• **Task**:
Within the material below, find each line bearing the word "厂房结构施工图" and present it.
** Start Data provided **
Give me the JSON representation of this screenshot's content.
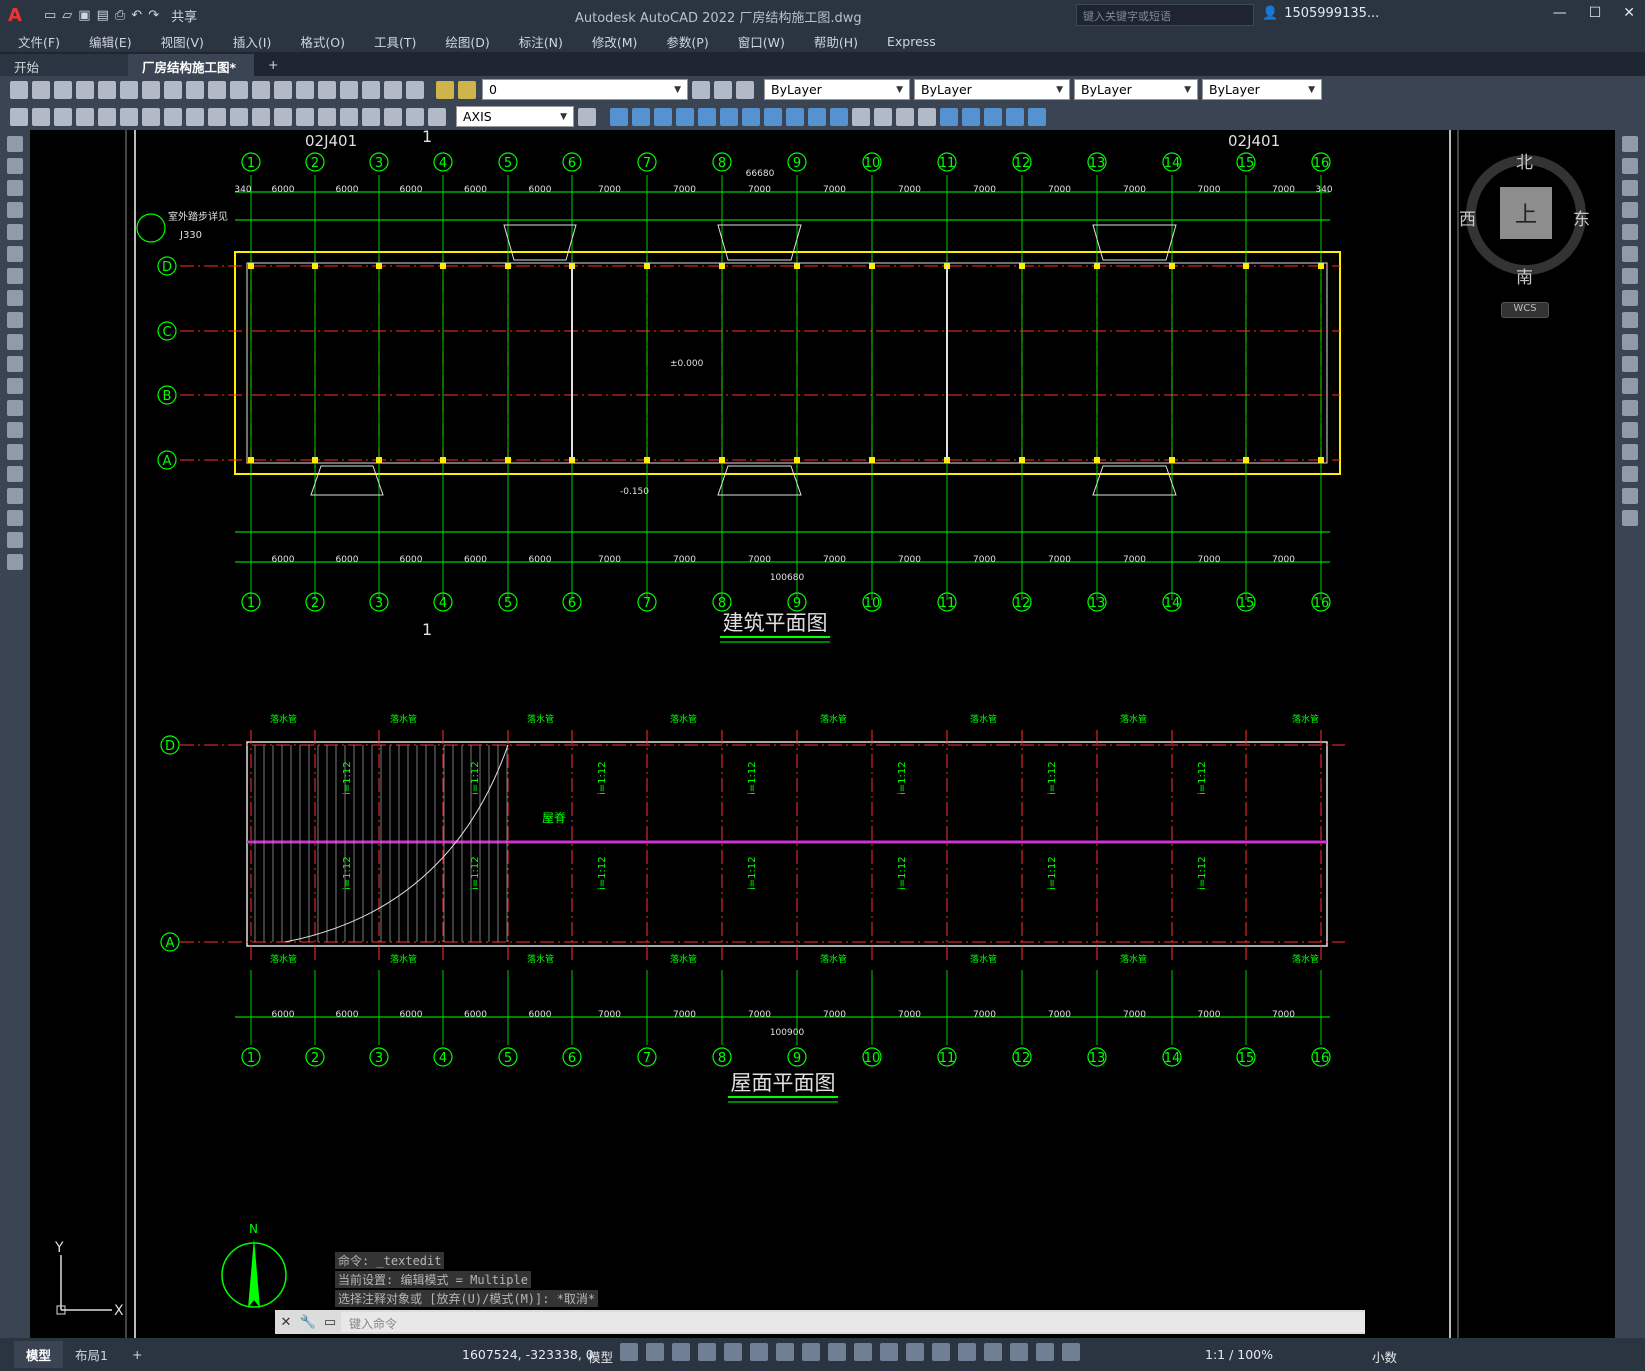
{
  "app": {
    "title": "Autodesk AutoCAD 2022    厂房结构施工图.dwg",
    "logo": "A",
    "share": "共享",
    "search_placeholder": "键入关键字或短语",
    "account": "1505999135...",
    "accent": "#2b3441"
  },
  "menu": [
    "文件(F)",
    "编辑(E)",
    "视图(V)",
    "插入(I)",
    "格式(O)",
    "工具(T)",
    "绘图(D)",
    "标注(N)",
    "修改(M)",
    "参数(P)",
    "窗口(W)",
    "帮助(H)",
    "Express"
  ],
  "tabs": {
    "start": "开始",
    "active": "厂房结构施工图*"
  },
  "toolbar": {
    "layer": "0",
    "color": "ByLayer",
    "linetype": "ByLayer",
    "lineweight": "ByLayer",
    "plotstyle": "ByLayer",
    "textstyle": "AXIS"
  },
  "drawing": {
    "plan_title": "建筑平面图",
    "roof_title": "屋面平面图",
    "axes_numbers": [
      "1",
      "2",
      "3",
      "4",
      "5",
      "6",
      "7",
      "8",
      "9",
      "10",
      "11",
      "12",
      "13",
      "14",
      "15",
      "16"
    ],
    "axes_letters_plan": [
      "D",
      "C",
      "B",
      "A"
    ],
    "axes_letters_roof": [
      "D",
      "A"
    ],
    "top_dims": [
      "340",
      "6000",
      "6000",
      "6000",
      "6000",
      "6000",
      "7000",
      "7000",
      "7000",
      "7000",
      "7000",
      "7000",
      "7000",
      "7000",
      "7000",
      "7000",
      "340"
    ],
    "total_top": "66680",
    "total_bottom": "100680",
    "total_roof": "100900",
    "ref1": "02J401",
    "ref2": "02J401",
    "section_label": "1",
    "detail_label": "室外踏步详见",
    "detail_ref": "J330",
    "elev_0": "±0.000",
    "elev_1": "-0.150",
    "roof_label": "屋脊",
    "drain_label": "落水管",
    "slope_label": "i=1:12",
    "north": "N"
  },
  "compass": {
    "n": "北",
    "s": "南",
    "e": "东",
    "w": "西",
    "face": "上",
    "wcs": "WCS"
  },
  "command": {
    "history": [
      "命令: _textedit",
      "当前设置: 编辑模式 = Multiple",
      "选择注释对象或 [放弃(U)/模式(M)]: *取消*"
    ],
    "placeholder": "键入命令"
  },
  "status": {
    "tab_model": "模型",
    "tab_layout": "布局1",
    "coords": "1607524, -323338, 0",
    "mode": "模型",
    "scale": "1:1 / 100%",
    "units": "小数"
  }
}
** End Data provided **
** Start Data provided **
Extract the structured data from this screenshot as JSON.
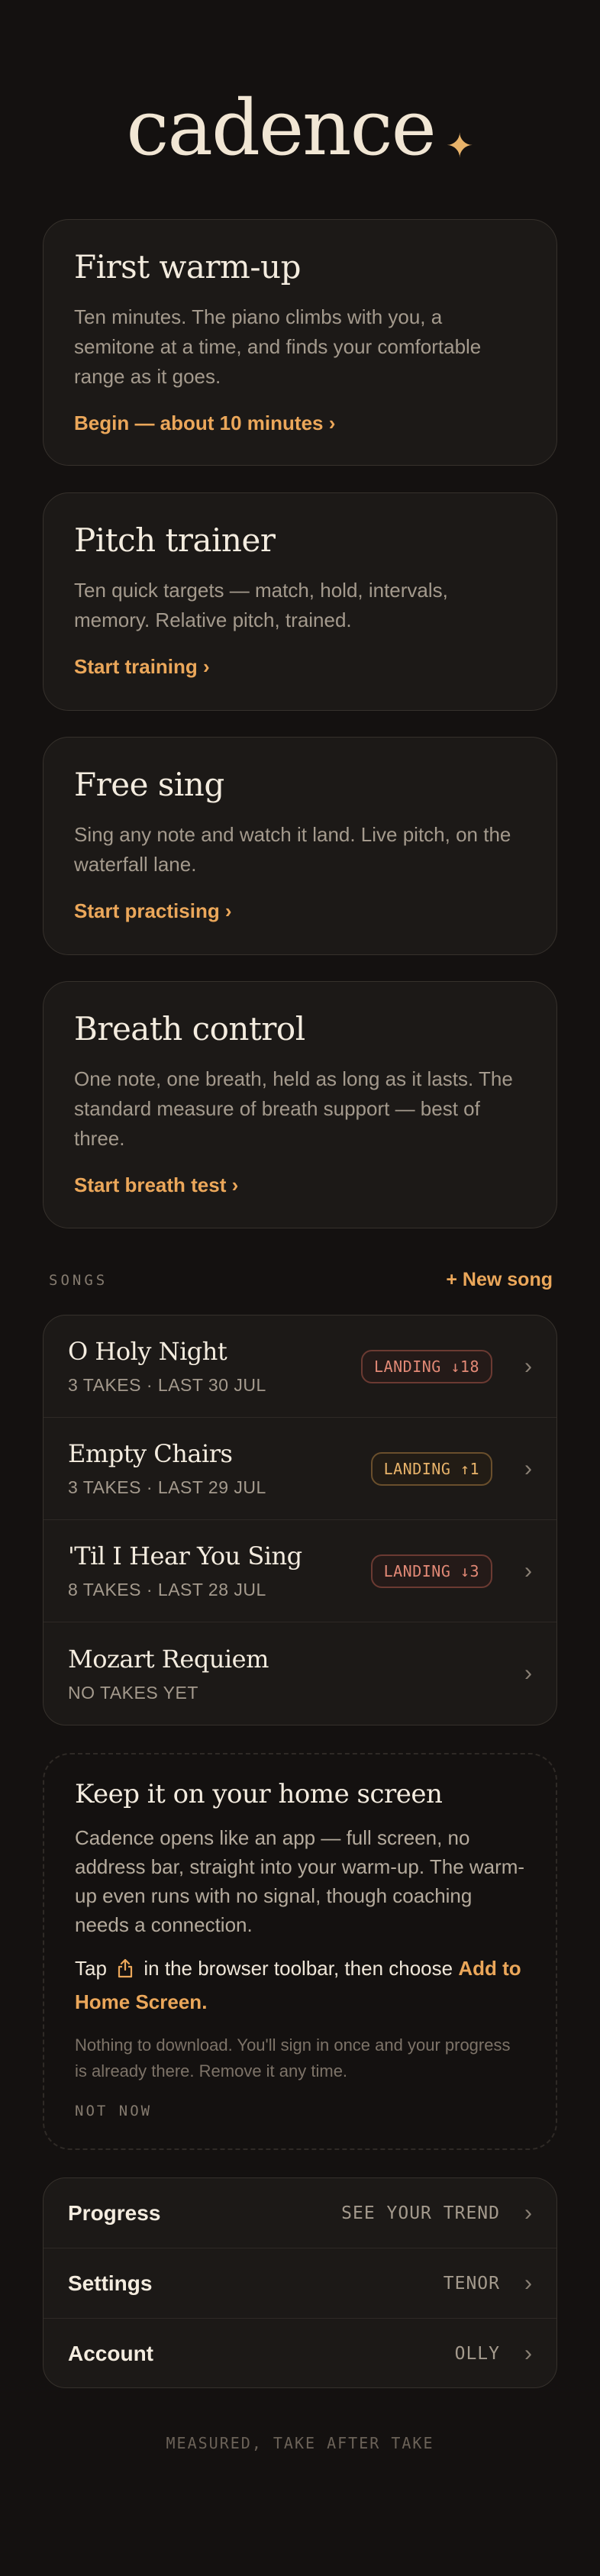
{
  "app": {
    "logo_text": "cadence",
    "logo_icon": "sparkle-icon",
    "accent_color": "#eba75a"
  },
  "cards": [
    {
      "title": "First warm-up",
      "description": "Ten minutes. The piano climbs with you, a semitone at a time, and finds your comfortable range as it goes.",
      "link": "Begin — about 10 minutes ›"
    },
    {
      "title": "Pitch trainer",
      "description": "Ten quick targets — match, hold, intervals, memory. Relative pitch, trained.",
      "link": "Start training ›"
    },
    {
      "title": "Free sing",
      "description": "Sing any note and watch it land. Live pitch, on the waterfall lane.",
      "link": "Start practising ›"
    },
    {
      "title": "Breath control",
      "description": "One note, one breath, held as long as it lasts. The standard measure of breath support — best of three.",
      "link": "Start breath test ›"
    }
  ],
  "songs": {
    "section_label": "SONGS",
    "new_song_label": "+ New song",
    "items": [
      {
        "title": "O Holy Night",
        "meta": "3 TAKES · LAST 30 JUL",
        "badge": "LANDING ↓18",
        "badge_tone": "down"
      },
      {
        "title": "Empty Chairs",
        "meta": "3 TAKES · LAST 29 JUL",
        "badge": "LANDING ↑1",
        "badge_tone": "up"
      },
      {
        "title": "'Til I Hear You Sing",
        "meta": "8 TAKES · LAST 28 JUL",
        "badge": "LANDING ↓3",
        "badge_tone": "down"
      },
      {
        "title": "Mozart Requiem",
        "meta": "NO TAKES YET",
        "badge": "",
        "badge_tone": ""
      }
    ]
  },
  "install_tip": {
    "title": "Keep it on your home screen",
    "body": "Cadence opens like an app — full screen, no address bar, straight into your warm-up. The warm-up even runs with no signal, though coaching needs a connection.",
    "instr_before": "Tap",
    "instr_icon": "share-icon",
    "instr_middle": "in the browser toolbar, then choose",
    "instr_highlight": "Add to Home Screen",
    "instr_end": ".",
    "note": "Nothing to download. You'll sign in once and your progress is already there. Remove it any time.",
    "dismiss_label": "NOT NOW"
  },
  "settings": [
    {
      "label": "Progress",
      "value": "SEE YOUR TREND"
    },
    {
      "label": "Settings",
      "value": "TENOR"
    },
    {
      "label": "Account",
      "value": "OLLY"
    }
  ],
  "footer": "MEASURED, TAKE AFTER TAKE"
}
** End Data provided **
** Start Data provided **
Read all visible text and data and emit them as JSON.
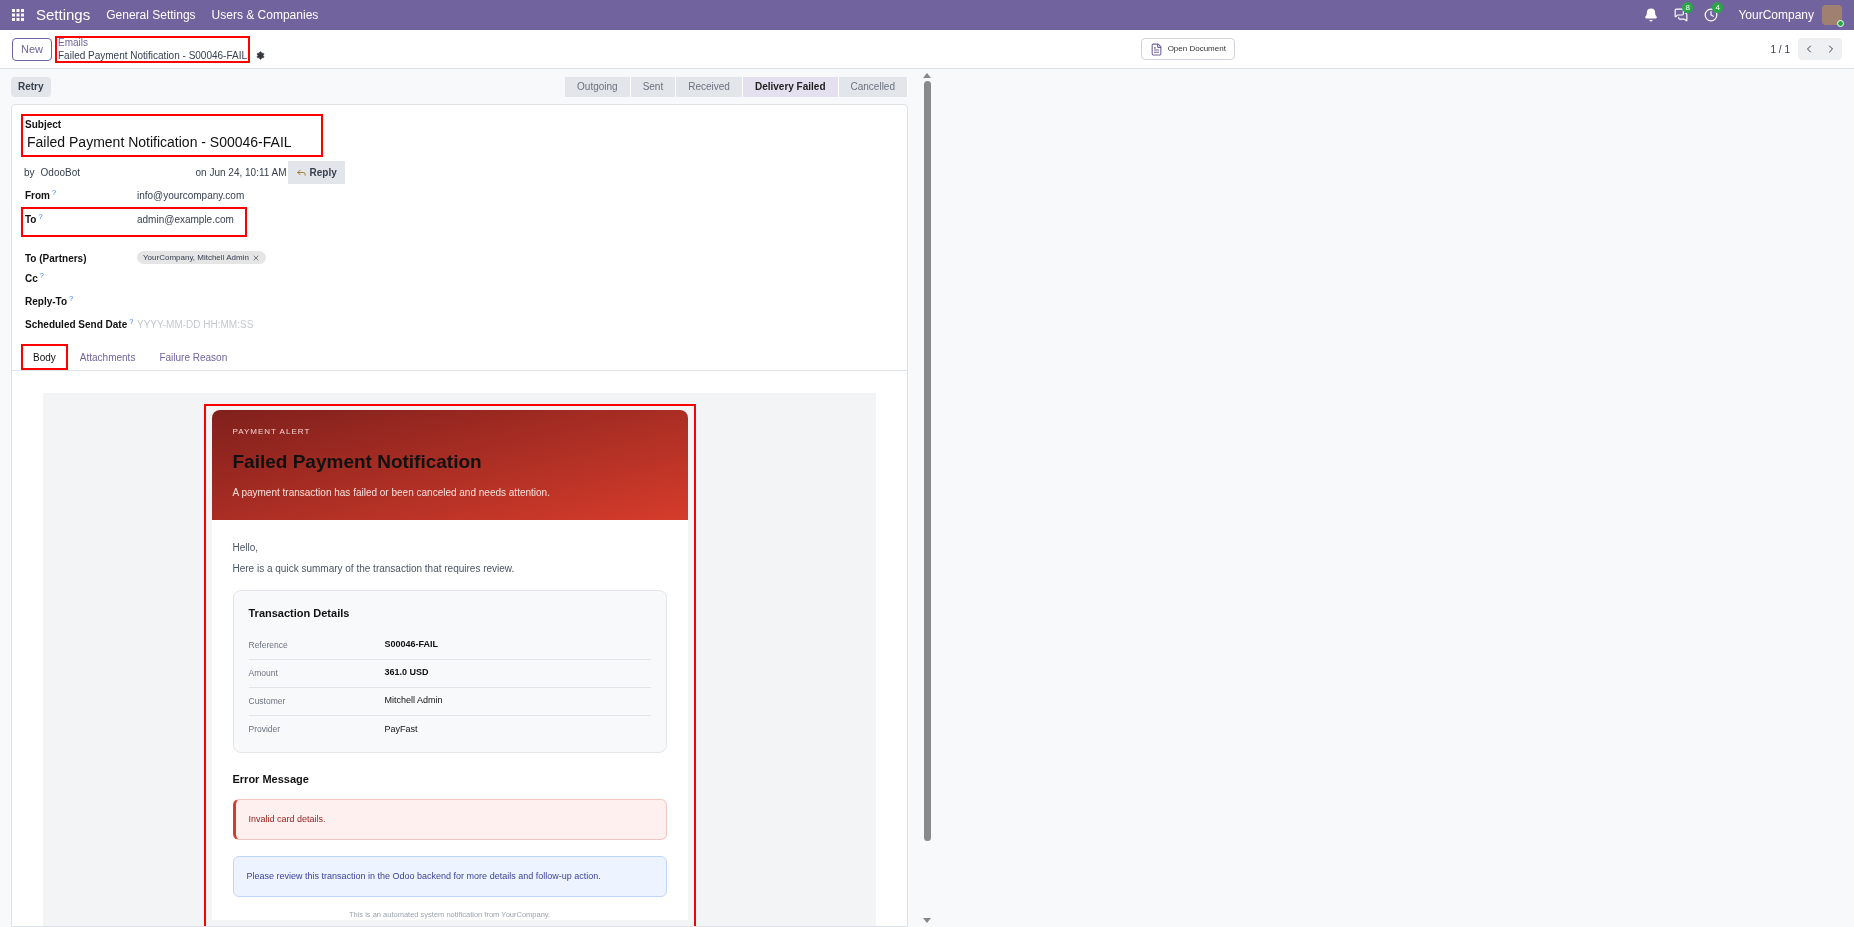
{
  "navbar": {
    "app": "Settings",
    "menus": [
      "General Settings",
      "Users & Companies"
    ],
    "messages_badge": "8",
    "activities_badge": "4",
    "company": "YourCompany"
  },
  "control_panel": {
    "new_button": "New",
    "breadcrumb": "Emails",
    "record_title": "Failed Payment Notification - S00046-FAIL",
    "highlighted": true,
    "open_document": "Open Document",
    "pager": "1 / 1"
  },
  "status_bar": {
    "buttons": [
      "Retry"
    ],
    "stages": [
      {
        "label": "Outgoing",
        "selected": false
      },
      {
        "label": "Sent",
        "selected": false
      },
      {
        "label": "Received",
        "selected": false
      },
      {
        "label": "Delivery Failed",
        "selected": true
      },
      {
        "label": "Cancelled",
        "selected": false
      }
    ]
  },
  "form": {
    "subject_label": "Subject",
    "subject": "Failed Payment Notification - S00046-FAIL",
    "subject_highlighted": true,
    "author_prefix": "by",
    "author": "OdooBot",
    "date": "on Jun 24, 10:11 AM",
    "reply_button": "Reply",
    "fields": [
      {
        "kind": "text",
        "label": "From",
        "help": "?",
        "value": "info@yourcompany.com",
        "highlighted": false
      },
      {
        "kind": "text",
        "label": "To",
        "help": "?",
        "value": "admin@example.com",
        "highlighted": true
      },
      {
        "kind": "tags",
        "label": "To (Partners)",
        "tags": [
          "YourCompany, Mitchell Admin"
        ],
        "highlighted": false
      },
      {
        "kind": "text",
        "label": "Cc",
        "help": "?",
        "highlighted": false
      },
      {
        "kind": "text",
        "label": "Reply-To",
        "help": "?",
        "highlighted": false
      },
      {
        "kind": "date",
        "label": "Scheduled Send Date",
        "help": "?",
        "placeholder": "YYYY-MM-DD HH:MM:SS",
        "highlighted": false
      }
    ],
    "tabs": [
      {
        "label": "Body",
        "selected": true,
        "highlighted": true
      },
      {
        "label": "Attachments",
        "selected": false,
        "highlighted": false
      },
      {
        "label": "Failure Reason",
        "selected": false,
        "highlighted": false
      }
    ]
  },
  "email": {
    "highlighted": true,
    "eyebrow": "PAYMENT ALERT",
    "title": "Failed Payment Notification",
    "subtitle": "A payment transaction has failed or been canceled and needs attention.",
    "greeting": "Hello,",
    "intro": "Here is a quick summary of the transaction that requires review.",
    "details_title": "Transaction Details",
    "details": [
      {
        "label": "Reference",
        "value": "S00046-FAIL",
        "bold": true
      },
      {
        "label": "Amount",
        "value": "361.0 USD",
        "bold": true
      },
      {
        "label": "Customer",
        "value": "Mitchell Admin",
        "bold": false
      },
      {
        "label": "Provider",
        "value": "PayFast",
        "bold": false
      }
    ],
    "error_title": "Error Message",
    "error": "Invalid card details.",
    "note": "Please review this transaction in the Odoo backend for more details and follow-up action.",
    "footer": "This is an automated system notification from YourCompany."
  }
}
** End Data provided **
• **Result for this task**:
    "title": "Autodesk AutoCAD 2022    厂房结构施工图.dwg",
    "active": "厂房结构施工图*"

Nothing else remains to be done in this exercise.